-- Problem to solve --
Print out the material that follows word for word.

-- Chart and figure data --

▼

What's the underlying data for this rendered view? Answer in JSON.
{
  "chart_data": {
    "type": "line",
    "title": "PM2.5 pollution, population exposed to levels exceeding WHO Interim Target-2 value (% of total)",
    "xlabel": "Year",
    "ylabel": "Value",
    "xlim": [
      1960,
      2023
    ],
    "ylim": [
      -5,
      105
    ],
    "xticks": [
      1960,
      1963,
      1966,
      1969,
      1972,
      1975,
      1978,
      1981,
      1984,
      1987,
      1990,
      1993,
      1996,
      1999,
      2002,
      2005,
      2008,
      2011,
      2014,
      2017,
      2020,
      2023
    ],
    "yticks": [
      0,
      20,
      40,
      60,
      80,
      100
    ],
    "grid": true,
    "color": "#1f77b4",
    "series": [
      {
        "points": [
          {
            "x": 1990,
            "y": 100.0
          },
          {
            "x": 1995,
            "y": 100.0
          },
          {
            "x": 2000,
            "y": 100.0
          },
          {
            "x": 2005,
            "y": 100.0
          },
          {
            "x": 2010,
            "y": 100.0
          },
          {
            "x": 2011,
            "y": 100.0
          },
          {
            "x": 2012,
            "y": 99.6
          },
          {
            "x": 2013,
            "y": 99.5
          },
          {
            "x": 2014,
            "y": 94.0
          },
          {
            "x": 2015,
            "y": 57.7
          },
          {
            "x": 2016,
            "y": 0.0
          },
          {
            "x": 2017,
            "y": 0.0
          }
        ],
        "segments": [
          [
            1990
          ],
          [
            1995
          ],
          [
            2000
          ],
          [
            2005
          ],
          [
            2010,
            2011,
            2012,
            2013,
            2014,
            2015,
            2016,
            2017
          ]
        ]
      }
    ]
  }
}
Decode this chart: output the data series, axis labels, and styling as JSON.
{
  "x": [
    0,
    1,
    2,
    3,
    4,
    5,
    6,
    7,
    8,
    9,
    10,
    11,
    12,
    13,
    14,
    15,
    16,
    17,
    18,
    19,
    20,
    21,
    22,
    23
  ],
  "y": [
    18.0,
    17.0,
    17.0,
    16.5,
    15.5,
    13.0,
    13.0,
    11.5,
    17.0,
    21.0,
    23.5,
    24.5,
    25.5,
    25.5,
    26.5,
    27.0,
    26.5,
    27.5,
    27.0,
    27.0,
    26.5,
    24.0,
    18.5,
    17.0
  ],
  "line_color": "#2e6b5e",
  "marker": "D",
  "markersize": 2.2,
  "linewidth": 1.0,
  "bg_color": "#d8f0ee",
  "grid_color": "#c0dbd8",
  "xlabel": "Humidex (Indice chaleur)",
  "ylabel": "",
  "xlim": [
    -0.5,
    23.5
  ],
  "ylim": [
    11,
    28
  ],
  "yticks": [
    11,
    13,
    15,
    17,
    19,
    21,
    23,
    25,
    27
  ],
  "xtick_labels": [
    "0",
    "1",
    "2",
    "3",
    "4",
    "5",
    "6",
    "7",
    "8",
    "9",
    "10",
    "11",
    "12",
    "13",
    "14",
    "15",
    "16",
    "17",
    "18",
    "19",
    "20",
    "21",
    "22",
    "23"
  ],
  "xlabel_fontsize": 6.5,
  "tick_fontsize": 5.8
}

▲

-- Worked answer --
What's the underlying data for this rendered view? Answer in JSON.
{
  "chart_data": {
    "type": "line",
    "title": "PM2.5 pollution, population exposed to levels exceeding WHO Interim Target-2 value (% of total)",
    "xlabel": "Year",
    "ylabel": "Value",
    "xlim": [
      1960,
      2023
    ],
    "ylim": [
      -5,
      105
    ],
    "xticks": [
      1960,
      1963,
      1966,
      1969,
      1972,
      1975,
      1978,
      1981,
      1984,
      1987,
      1990,
      1993,
      1996,
      1999,
      2002,
      2005,
      2008,
      2011,
      2014,
      2017,
      2020,
      2023
    ],
    "yticks": [
      0,
      20,
      40,
      60,
      80,
      100
    ],
    "grid": true,
    "color": "#1f77b4",
    "series": [
      {
        "points": [
          {
            "x": 1990,
            "y": 100.0
          },
          {
            "x": 1995,
            "y": 100.0
          },
          {
            "x": 2000,
            "y": 100.0
          },
          {
            "x": 2005,
            "y": 100.0
          },
          {
            "x": 2010,
            "y": 100.0
          },
          {
            "x": 2011,
            "y": 100.0
          },
          {
            "x": 2012,
            "y": 99.6
          },
          {
            "x": 2013,
            "y": 99.5
          },
          {
            "x": 2014,
            "y": 94.0
          },
          {
            "x": 2015,
            "y": 57.7
          },
          {
            "x": 2016,
            "y": 0.0
          },
          {
            "x": 2017,
            "y": 0.0
          }
        ],
        "segments": [
          [
            1990
          ],
          [
            1995
          ],
          [
            2000
          ],
          [
            2005
          ],
          [
            2010,
            2011,
            2012,
            2013,
            2014,
            2015,
            2016,
            2017
          ]
        ]
      }
    ]
  }
}
Decode this chart: output the data series, axis labels, and styling as JSON.
{
  "x": [
    0,
    1,
    2,
    3,
    4,
    5,
    6,
    7,
    8,
    9,
    10,
    11,
    12,
    13,
    14,
    15,
    16,
    17,
    18,
    19,
    20,
    21,
    22,
    23
  ],
  "y": [
    18.0,
    17.0,
    17.0,
    16.5,
    15.5,
    13.0,
    13.0,
    11.5,
    17.0,
    21.0,
    23.5,
    24.5,
    25.5,
    25.5,
    26.5,
    27.0,
    26.5,
    27.5,
    27.0,
    27.0,
    26.5,
    24.0,
    18.5,
    17.0
  ],
  "line_color": "#2e6b5e",
  "marker": "D",
  "markersize": 2.2,
  "linewidth": 1.0,
  "bg_color": "#d8f0ee",
  "grid_color": "#c0dbd8",
  "xlabel": "Humidex (Indice chaleur)",
  "ylabel": "",
  "xlim": [
    -0.5,
    23.5
  ],
  "ylim": [
    11,
    28
  ],
  "yticks": [
    11,
    13,
    15,
    17,
    19,
    21,
    23,
    25,
    27
  ],
  "xtick_labels": [
    "0",
    "1",
    "2",
    "3",
    "4",
    "5",
    "6",
    "7",
    "8",
    "9",
    "10",
    "11",
    "12",
    "13",
    "14",
    "15",
    "16",
    "17",
    "18",
    "19",
    "20",
    "21",
    "22",
    "23"
  ],
  "xlabel_fontsize": 6.5,
  "tick_fontsize": 5.8
}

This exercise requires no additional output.